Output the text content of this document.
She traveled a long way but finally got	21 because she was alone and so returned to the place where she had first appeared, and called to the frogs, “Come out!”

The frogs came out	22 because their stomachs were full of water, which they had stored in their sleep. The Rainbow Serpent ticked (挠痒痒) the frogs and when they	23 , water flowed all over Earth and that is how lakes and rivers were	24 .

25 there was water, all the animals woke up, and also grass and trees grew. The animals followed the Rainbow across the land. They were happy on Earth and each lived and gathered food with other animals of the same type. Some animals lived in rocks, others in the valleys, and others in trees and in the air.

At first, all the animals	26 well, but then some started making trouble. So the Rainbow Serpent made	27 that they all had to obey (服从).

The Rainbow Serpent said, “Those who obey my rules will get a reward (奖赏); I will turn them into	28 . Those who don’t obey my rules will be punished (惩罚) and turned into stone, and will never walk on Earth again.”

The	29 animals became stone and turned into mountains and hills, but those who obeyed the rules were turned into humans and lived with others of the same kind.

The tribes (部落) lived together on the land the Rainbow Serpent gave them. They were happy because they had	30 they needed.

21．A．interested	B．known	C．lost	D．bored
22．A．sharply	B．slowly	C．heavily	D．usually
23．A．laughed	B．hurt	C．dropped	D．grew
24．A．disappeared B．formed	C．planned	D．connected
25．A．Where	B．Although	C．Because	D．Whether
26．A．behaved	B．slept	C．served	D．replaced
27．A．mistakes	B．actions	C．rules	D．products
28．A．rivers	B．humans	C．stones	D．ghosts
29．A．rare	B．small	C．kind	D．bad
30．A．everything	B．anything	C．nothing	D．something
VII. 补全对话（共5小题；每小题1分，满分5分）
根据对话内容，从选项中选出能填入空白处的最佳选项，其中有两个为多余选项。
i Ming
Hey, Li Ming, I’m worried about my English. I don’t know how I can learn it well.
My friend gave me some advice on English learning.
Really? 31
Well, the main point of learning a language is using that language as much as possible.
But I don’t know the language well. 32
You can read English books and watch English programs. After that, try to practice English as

• [Work instructions]: State how many lines of the records above contain the word "gave", giving only that number.

• [Solution to this exercise]: 2